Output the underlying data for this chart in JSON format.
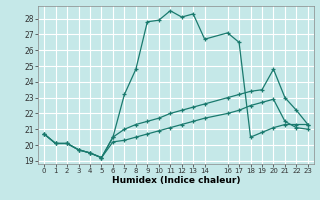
{
  "title": "",
  "xlabel": "Humidex (Indice chaleur)",
  "bg_color": "#c5e8e8",
  "grid_color": "#ffffff",
  "line_color": "#1a7a6e",
  "xlim": [
    -0.5,
    23.5
  ],
  "ylim": [
    18.8,
    28.8
  ],
  "xticks": [
    0,
    1,
    2,
    3,
    4,
    5,
    6,
    7,
    8,
    9,
    10,
    11,
    12,
    13,
    14,
    16,
    17,
    18,
    19,
    20,
    21,
    22,
    23
  ],
  "yticks": [
    19,
    20,
    21,
    22,
    23,
    24,
    25,
    26,
    27,
    28
  ],
  "series": [
    {
      "x": [
        0,
        1,
        2,
        3,
        4,
        5,
        6,
        7,
        8,
        9,
        10,
        11,
        12,
        13,
        14,
        16,
        17,
        18,
        19,
        20,
        21,
        22,
        23
      ],
      "y": [
        20.7,
        20.1,
        20.1,
        19.7,
        19.5,
        19.2,
        20.5,
        23.2,
        24.8,
        27.8,
        27.9,
        28.5,
        28.1,
        28.3,
        26.7,
        27.1,
        26.5,
        20.5,
        20.8,
        21.1,
        21.3,
        21.3,
        21.3
      ]
    },
    {
      "x": [
        0,
        1,
        2,
        3,
        4,
        5,
        6,
        7,
        8,
        9,
        10,
        11,
        12,
        13,
        14,
        16,
        17,
        18,
        19,
        20,
        21,
        22,
        23
      ],
      "y": [
        20.7,
        20.1,
        20.1,
        19.7,
        19.5,
        19.2,
        20.5,
        21.0,
        21.3,
        21.5,
        21.7,
        22.0,
        22.2,
        22.4,
        22.6,
        23.0,
        23.2,
        23.4,
        23.5,
        24.8,
        23.0,
        22.2,
        21.3
      ]
    },
    {
      "x": [
        0,
        1,
        2,
        3,
        4,
        5,
        6,
        7,
        8,
        9,
        10,
        11,
        12,
        13,
        14,
        16,
        17,
        18,
        19,
        20,
        21,
        22,
        23
      ],
      "y": [
        20.7,
        20.1,
        20.1,
        19.7,
        19.5,
        19.2,
        20.2,
        20.3,
        20.5,
        20.7,
        20.9,
        21.1,
        21.3,
        21.5,
        21.7,
        22.0,
        22.2,
        22.5,
        22.7,
        22.9,
        21.5,
        21.1,
        21.0
      ]
    }
  ]
}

_ _ _ _

[WHAT THIS TASK INVOLVES]: Return the whole listing, word for word, and leave out every picture.

[ANSWER TO THIS EXERCISE]:
Output the underlying data for this chart in JSON format.
{
  "title": "",
  "xlabel": "Humidex (Indice chaleur)",
  "bg_color": "#c5e8e8",
  "grid_color": "#ffffff",
  "line_color": "#1a7a6e",
  "xlim": [
    -0.5,
    23.5
  ],
  "ylim": [
    18.8,
    28.8
  ],
  "xticks": [
    0,
    1,
    2,
    3,
    4,
    5,
    6,
    7,
    8,
    9,
    10,
    11,
    12,
    13,
    14,
    16,
    17,
    18,
    19,
    20,
    21,
    22,
    23
  ],
  "yticks": [
    19,
    20,
    21,
    22,
    23,
    24,
    25,
    26,
    27,
    28
  ],
  "series": [
    {
      "x": [
        0,
        1,
        2,
        3,
        4,
        5,
        6,
        7,
        8,
        9,
        10,
        11,
        12,
        13,
        14,
        16,
        17,
        18,
        19,
        20,
        21,
        22,
        23
      ],
      "y": [
        20.7,
        20.1,
        20.1,
        19.7,
        19.5,
        19.2,
        20.5,
        23.2,
        24.8,
        27.8,
        27.9,
        28.5,
        28.1,
        28.3,
        26.7,
        27.1,
        26.5,
        20.5,
        20.8,
        21.1,
        21.3,
        21.3,
        21.3
      ]
    },
    {
      "x": [
        0,
        1,
        2,
        3,
        4,
        5,
        6,
        7,
        8,
        9,
        10,
        11,
        12,
        13,
        14,
        16,
        17,
        18,
        19,
        20,
        21,
        22,
        23
      ],
      "y": [
        20.7,
        20.1,
        20.1,
        19.7,
        19.5,
        19.2,
        20.5,
        21.0,
        21.3,
        21.5,
        21.7,
        22.0,
        22.2,
        22.4,
        22.6,
        23.0,
        23.2,
        23.4,
        23.5,
        24.8,
        23.0,
        22.2,
        21.3
      ]
    },
    {
      "x": [
        0,
        1,
        2,
        3,
        4,
        5,
        6,
        7,
        8,
        9,
        10,
        11,
        12,
        13,
        14,
        16,
        17,
        18,
        19,
        20,
        21,
        22,
        23
      ],
      "y": [
        20.7,
        20.1,
        20.1,
        19.7,
        19.5,
        19.2,
        20.2,
        20.3,
        20.5,
        20.7,
        20.9,
        21.1,
        21.3,
        21.5,
        21.7,
        22.0,
        22.2,
        22.5,
        22.7,
        22.9,
        21.5,
        21.1,
        21.0
      ]
    }
  ]
}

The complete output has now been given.